## SOURCE PASSAGE:
╭──

Open AIR: What was your research process at the Bio Station?

Kailyn: The book I was working on at the time had a lot to do with human impact on natural processes (it centered around wildfire and development in California). Getting to know those concepts through the scientists at the biostation was invaluable; although our subjects were different, the focus on systems was the same. I learned more about the process of studying, and definition of, "ecology" in those weeks than I would have thought possible. On boats with tenured faculty and graduate students alike, the chance to see the breadth of how we study systems - to take in the view of the wide lake while simultaneously pulling samples of microscopic organisms from its depths - was a literal exercise in scale, causal relationships, and the degree of human impact. It enriched my writing greatly.

 

Open AIR: How would you describe your work?

╰──

## INSTRUCTIONS:
1. Echo the interview passage word for word, starting at "Kailyn: The book I" and ending at "describe your work?".
2. Decide whether each statement agrees with the interview passage, answering yes or no and quoting the deciding words: (a) The book Kailyn was working on centered around wildfire and development in California. (b) Kailyn's subject was the same as that of the scientists at the biostation. (c) The time at the biostation enriched Kailyn's writing.
The entries that follow were drawn from a separate source.

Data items
╭──

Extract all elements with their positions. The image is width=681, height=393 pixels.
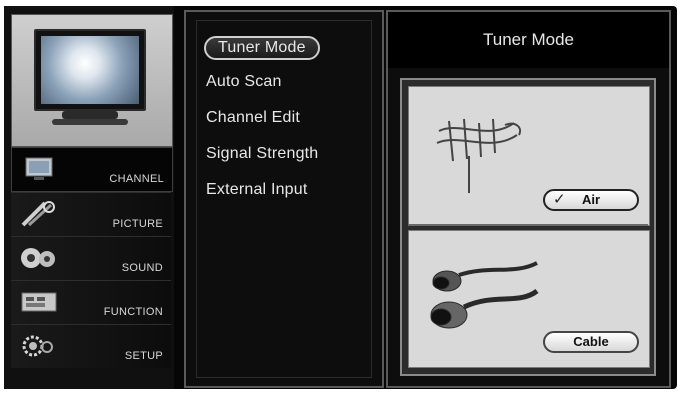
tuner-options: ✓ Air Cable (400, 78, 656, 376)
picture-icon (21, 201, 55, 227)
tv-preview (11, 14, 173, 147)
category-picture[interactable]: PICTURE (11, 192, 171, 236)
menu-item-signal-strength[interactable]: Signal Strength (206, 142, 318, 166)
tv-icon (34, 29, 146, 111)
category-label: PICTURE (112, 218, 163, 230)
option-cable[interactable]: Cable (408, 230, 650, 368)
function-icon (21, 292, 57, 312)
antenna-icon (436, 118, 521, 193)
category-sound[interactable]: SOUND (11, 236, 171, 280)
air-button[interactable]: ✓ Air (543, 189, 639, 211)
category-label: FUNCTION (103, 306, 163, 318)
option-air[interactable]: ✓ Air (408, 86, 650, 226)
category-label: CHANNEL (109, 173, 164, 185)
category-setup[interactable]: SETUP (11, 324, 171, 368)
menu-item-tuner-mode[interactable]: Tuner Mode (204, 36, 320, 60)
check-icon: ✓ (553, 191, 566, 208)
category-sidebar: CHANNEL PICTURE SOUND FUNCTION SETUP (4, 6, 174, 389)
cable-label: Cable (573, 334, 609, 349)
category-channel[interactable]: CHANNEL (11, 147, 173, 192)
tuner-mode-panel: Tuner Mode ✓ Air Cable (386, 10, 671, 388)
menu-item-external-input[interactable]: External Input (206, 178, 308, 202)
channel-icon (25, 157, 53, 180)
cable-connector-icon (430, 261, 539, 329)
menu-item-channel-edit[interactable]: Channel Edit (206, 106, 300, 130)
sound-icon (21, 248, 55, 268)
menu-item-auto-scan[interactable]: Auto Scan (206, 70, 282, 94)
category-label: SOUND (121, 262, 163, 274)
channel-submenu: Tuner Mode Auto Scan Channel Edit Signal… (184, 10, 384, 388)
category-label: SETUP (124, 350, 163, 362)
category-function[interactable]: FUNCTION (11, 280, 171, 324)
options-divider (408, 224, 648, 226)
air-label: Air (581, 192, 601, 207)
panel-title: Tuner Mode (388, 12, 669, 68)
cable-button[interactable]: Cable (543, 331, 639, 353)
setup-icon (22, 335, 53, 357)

╰──
╭──

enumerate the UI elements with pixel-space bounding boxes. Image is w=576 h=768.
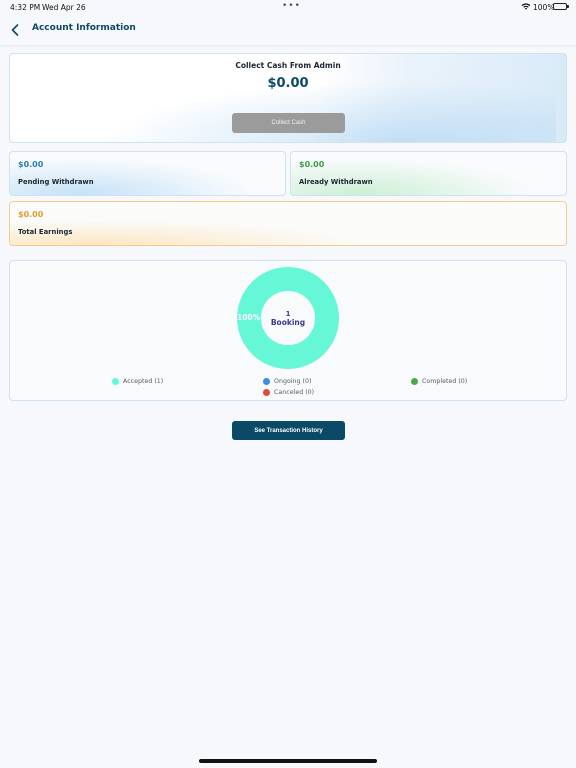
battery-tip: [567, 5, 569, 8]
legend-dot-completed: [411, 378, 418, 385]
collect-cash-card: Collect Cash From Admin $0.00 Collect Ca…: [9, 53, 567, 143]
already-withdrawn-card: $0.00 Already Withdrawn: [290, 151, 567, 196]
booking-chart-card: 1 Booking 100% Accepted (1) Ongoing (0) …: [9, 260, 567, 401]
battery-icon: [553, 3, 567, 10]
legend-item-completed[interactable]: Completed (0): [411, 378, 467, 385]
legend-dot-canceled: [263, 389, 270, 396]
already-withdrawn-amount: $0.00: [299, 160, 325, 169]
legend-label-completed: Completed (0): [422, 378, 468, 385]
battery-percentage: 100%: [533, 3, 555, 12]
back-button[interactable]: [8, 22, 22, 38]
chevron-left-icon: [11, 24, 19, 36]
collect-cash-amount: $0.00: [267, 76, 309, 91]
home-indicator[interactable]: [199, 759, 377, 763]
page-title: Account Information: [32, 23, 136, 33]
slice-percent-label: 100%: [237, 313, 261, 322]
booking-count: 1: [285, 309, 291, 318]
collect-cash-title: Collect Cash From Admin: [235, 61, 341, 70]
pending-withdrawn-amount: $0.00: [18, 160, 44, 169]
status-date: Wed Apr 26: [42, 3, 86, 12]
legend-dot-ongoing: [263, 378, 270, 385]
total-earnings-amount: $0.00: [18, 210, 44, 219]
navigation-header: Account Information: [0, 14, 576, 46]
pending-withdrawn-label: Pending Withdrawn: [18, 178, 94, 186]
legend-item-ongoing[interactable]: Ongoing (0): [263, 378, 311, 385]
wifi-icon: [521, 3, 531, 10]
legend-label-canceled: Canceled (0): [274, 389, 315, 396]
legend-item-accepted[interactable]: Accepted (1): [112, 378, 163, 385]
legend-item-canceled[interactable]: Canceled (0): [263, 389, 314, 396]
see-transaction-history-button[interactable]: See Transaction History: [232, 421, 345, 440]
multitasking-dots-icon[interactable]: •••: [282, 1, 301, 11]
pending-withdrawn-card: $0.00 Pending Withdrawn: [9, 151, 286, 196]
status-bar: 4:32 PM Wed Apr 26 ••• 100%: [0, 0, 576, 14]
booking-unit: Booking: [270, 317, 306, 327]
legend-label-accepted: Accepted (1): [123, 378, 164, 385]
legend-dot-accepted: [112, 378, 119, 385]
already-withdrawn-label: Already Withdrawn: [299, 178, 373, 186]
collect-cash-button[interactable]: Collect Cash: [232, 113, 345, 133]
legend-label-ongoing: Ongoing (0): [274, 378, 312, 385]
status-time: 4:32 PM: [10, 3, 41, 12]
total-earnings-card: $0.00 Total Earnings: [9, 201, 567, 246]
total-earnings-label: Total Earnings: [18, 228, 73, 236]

╰──

## ANSWERS FOR THIS EXERCISE:
1.
Kailyn: The book I was working on at the time had a lot to do with human impact on natural processes (it centered around wildfire and development in California). Getting to know those concepts through the scientists at the biostation was invaluable; although our subjects were different, the focus on systems was the same. I learned more about the process of studying, and definition of, "ecology" in those weeks than I would have thought possible. On boats with tenured faculty and graduate students alike, the chance to see the breadth of how we study systems - to take in the view of the wide lake while simultaneously pulling samples of microscopic organisms from its depths - was a literal exercise in scale, causal relationships, and the degree of human impact. It enriched my writing greatly.

 

Open AIR: How would you describe your work?

2.
(a) Yes: "it centered around wildfire and development in California"
(b) No: "although our subjects were different"
(c) Yes: "It enriched my writing greatly."